Provided material:
--- BEGIN ---

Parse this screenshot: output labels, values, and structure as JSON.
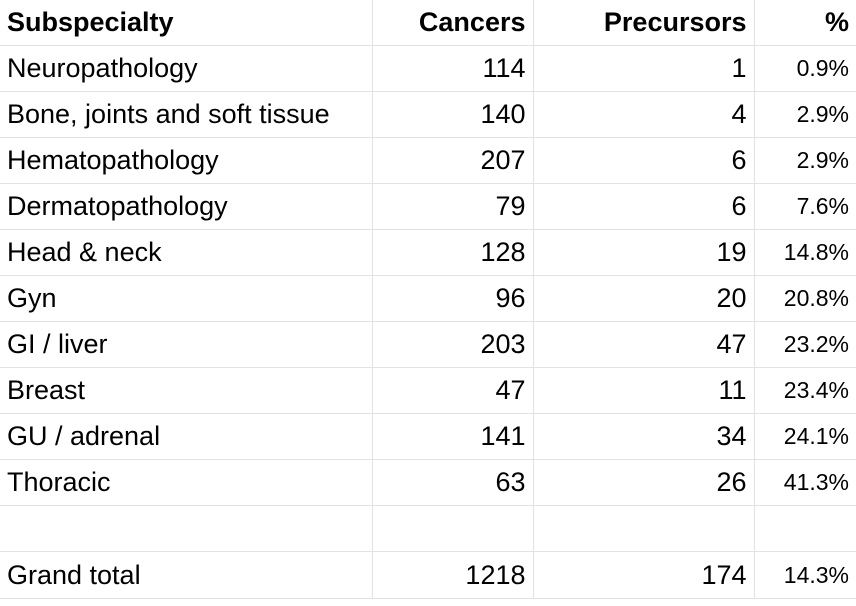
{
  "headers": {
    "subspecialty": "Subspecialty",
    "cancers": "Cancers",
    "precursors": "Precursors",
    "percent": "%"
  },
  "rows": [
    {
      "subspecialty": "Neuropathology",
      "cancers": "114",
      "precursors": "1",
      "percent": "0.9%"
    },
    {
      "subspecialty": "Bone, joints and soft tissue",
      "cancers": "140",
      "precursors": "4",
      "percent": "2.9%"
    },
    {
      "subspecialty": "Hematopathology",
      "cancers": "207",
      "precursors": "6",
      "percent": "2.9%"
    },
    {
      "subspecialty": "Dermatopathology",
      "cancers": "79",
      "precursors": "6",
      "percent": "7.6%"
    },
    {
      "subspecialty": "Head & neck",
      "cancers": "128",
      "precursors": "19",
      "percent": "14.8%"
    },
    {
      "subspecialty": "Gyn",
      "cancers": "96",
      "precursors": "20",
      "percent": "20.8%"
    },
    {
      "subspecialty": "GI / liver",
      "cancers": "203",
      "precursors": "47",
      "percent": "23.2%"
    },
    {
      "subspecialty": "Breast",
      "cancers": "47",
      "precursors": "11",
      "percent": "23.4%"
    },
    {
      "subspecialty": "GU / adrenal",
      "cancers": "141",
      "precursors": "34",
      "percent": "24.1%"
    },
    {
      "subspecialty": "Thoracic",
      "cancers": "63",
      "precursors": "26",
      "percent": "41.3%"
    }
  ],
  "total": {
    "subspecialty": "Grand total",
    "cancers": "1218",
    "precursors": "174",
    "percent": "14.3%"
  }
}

--- END ---

Instructions for the task: Write out the entries above verbatim; the pictures do not belong in your copy.

The solution:
Parse this screenshot: output labels, values, and structure as JSON.
{
  "headers": {
    "subspecialty": "Subspecialty",
    "cancers": "Cancers",
    "precursors": "Precursors",
    "percent": "%"
  },
  "rows": [
    {
      "subspecialty": "Neuropathology",
      "cancers": "114",
      "precursors": "1",
      "percent": "0.9%"
    },
    {
      "subspecialty": "Bone, joints and soft tissue",
      "cancers": "140",
      "precursors": "4",
      "percent": "2.9%"
    },
    {
      "subspecialty": "Hematopathology",
      "cancers": "207",
      "precursors": "6",
      "percent": "2.9%"
    },
    {
      "subspecialty": "Dermatopathology",
      "cancers": "79",
      "precursors": "6",
      "percent": "7.6%"
    },
    {
      "subspecialty": "Head & neck",
      "cancers": "128",
      "precursors": "19",
      "percent": "14.8%"
    },
    {
      "subspecialty": "Gyn",
      "cancers": "96",
      "precursors": "20",
      "percent": "20.8%"
    },
    {
      "subspecialty": "GI / liver",
      "cancers": "203",
      "precursors": "47",
      "percent": "23.2%"
    },
    {
      "subspecialty": "Breast",
      "cancers": "47",
      "precursors": "11",
      "percent": "23.4%"
    },
    {
      "subspecialty": "GU / adrenal",
      "cancers": "141",
      "precursors": "34",
      "percent": "24.1%"
    },
    {
      "subspecialty": "Thoracic",
      "cancers": "63",
      "precursors": "26",
      "percent": "41.3%"
    }
  ],
  "total": {
    "subspecialty": "Grand total",
    "cancers": "1218",
    "precursors": "174",
    "percent": "14.3%"
  }
}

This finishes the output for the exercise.